Return all lines from the listing below in which the string "Eliane" occurs.
** begin Entries shown **
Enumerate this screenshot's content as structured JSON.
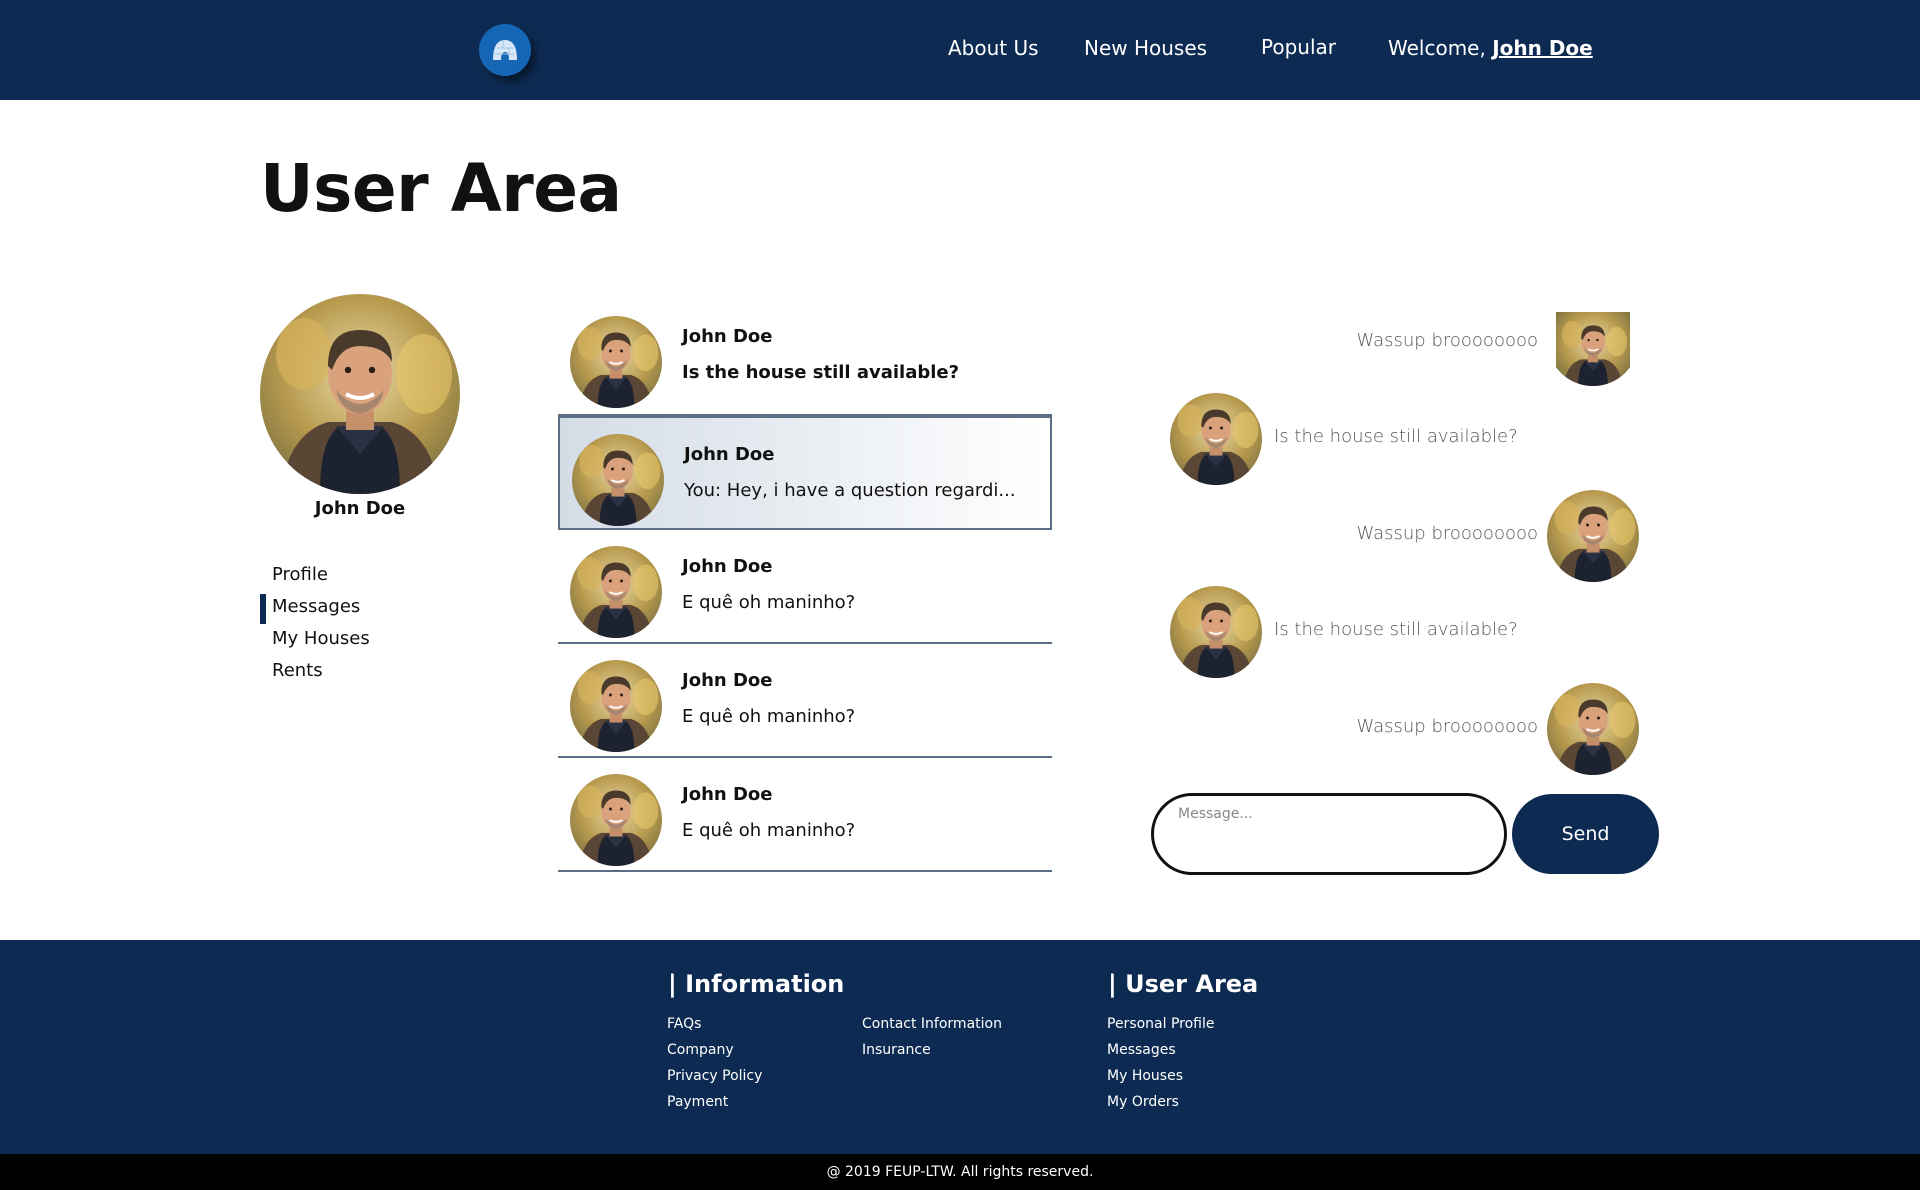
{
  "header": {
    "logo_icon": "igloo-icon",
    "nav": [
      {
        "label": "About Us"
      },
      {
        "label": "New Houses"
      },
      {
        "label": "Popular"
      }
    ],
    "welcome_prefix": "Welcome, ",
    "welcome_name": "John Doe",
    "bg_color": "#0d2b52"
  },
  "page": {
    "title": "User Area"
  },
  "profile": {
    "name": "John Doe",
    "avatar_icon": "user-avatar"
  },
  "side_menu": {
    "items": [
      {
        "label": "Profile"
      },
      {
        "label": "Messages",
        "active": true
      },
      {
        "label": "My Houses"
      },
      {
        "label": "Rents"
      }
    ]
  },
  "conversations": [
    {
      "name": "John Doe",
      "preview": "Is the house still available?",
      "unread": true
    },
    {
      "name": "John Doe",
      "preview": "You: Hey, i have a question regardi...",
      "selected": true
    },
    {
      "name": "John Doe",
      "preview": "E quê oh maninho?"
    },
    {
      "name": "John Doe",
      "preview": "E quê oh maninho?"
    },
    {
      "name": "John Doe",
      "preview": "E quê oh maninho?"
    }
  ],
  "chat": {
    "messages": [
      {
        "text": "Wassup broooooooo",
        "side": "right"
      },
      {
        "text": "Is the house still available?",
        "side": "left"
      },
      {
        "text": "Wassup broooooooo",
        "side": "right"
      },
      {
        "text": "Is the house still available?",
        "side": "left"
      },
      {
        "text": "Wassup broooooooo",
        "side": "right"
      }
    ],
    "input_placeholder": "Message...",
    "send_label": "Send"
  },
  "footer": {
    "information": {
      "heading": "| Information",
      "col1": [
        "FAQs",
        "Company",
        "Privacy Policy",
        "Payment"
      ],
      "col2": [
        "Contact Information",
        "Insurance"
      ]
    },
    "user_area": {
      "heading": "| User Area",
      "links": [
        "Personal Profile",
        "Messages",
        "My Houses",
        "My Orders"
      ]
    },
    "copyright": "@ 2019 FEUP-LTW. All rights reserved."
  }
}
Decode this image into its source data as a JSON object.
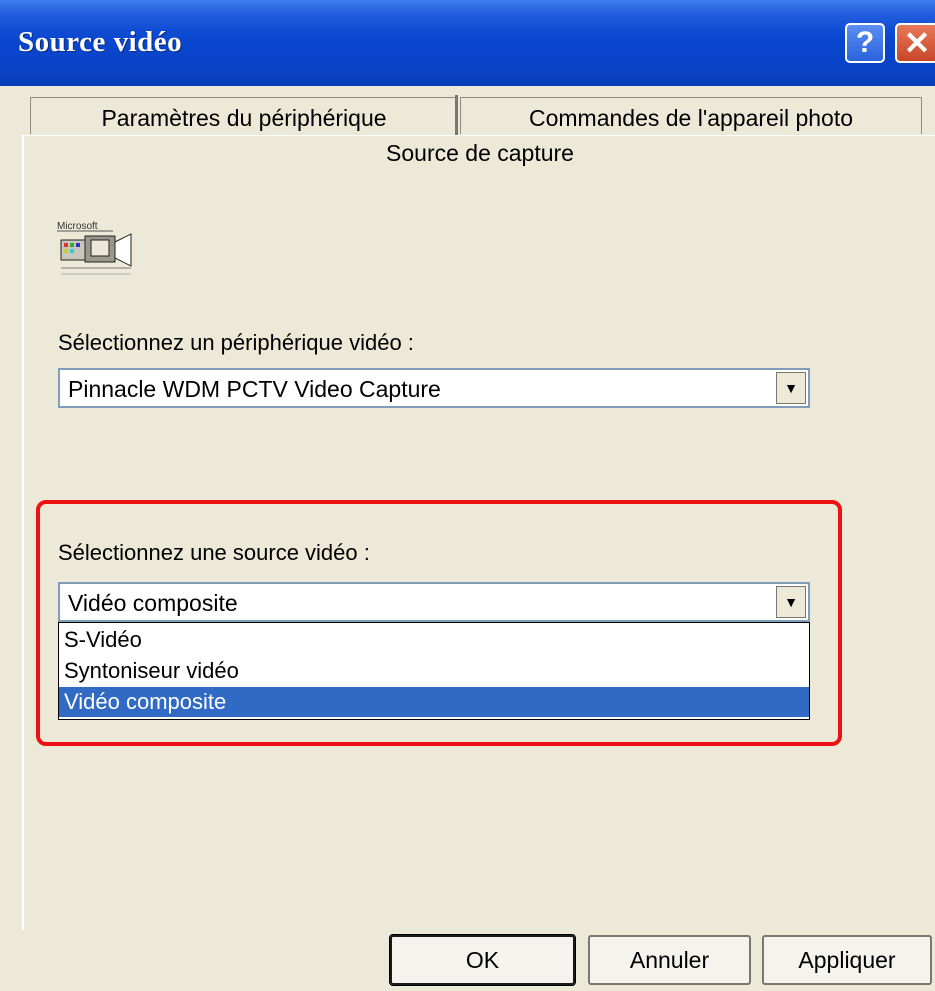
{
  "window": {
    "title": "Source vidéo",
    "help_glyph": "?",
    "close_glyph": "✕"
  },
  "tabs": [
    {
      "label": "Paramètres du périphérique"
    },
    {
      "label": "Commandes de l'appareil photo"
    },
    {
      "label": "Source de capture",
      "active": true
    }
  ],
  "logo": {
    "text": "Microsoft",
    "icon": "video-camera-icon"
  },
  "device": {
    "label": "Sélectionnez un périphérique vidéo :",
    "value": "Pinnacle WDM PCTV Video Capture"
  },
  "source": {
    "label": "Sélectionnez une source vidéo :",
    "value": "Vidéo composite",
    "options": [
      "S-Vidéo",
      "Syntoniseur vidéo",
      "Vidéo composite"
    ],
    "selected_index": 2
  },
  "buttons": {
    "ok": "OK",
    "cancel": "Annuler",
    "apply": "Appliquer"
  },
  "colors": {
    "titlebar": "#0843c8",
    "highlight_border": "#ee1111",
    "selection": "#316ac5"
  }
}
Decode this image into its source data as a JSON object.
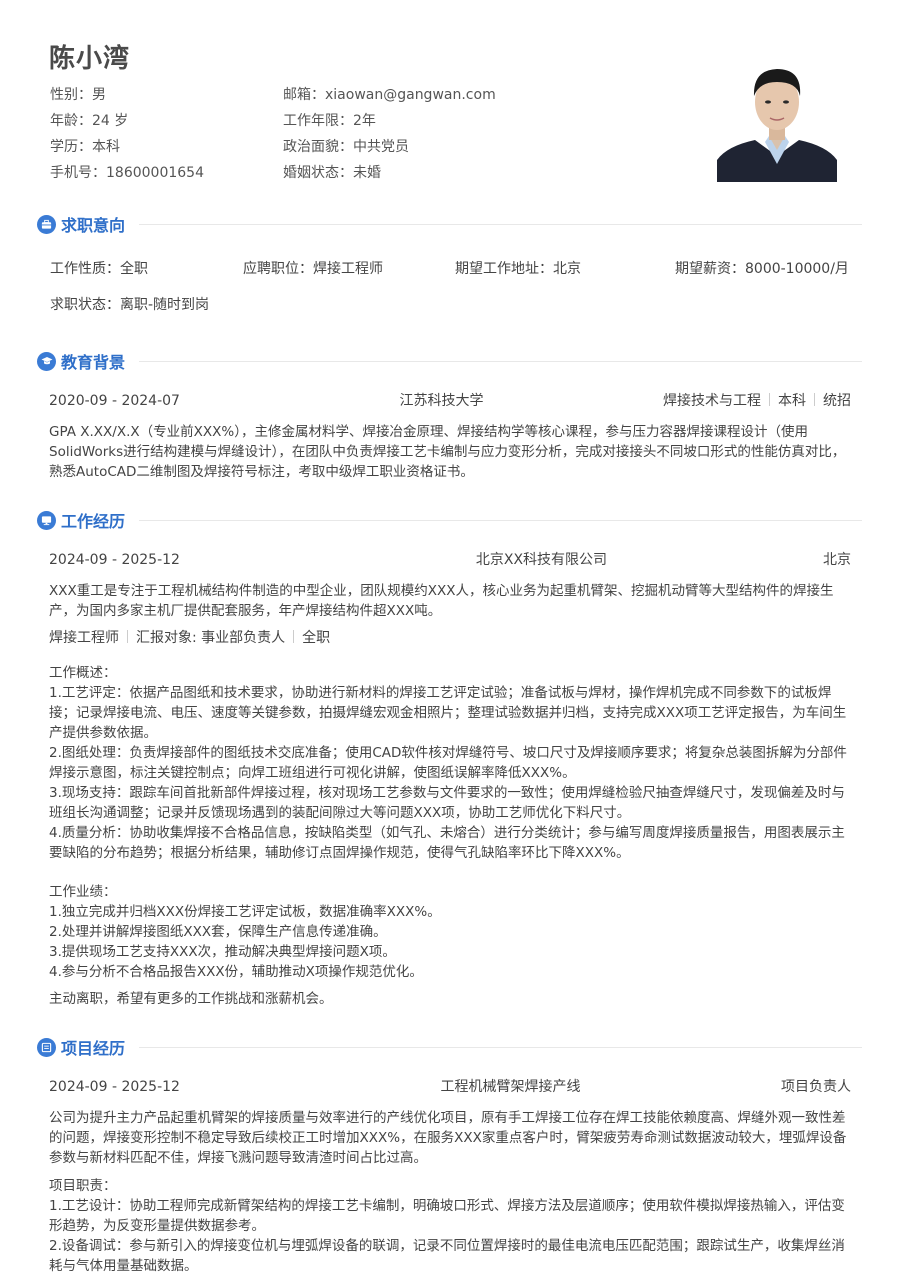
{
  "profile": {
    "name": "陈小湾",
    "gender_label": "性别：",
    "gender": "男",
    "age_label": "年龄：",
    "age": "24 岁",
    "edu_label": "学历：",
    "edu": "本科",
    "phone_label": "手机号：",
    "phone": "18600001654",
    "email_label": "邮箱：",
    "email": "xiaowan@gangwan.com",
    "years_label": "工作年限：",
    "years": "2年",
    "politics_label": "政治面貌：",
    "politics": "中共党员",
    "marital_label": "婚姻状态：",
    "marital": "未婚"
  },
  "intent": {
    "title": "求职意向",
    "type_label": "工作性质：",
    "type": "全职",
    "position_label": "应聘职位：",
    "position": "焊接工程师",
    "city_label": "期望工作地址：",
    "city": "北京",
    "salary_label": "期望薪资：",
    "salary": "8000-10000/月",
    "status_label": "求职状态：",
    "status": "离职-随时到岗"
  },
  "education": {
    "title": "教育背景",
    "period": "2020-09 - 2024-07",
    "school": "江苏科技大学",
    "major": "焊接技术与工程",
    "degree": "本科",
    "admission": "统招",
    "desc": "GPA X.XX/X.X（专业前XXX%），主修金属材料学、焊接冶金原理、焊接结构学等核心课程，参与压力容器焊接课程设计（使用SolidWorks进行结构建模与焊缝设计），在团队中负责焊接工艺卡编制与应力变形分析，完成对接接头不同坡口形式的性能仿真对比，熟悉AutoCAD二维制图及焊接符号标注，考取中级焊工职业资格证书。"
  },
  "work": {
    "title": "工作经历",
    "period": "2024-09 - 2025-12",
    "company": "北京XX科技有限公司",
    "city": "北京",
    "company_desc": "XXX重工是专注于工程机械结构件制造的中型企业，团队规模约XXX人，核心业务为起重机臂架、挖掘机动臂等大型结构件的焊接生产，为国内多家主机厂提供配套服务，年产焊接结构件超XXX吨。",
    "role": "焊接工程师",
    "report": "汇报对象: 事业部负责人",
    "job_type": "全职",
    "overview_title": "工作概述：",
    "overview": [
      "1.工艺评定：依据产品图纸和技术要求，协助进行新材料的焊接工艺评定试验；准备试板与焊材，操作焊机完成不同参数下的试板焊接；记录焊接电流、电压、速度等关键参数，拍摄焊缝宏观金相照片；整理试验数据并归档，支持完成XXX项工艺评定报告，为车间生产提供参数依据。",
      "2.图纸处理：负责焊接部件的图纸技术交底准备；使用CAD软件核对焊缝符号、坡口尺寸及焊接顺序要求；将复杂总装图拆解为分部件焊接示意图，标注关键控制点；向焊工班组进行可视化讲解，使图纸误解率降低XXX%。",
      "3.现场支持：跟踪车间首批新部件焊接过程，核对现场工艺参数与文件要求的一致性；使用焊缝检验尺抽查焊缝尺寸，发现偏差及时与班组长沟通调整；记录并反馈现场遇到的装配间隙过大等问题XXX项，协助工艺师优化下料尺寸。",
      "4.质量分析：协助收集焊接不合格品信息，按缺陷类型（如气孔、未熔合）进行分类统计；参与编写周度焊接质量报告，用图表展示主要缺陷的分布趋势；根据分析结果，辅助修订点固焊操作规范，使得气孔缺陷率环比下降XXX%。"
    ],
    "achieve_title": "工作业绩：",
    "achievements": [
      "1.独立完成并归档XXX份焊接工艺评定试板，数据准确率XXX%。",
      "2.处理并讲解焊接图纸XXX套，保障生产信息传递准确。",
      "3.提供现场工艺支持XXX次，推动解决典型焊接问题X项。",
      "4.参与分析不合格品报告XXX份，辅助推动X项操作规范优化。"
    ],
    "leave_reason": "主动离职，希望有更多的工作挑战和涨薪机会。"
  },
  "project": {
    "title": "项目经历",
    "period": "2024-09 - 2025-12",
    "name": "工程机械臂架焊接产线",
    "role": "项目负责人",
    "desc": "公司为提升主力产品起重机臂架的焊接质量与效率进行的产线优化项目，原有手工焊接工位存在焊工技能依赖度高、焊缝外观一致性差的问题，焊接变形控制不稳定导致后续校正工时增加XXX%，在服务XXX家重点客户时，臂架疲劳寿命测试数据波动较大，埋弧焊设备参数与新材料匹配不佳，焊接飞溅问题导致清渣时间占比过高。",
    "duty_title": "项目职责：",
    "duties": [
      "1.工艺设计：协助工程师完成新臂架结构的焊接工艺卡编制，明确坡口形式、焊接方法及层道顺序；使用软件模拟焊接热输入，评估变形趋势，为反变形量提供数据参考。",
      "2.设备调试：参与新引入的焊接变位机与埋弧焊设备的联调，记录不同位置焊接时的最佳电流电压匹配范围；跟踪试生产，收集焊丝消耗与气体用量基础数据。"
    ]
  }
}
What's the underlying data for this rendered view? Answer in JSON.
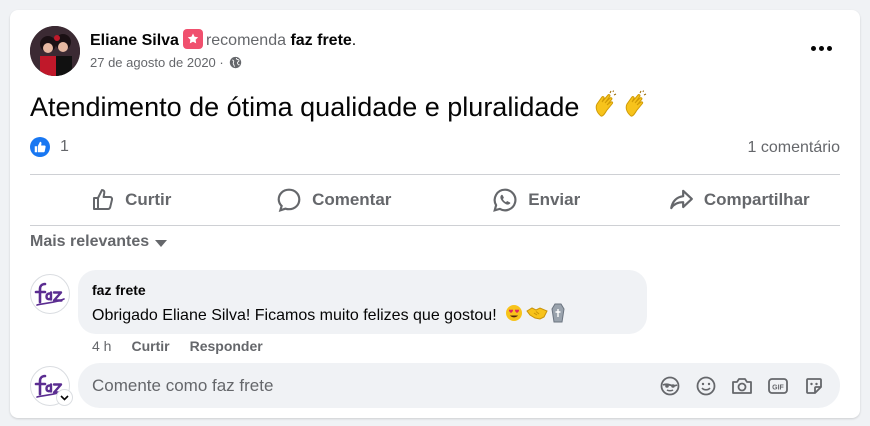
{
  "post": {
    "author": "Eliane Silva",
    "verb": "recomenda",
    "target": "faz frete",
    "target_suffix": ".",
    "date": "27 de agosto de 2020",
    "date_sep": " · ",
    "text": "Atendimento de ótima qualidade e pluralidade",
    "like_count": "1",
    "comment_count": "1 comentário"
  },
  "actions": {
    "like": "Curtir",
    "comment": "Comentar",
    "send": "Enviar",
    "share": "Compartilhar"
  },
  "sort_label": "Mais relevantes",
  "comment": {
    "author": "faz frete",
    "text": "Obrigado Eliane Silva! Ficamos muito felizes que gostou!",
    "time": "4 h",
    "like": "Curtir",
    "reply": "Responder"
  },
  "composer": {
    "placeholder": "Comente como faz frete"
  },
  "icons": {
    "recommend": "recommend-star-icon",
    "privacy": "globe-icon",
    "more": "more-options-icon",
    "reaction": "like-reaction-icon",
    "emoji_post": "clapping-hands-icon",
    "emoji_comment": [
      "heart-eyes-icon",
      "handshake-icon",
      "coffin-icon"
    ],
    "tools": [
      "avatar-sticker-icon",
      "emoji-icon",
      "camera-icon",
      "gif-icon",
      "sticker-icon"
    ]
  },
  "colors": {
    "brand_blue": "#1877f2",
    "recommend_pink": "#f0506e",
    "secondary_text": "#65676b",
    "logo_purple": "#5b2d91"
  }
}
** end Entries shown **
- Written solution -
    "author": "Eliane Silva",
    "text": "Obrigado Eliane Silva! Ficamos muito felizes que gostou!",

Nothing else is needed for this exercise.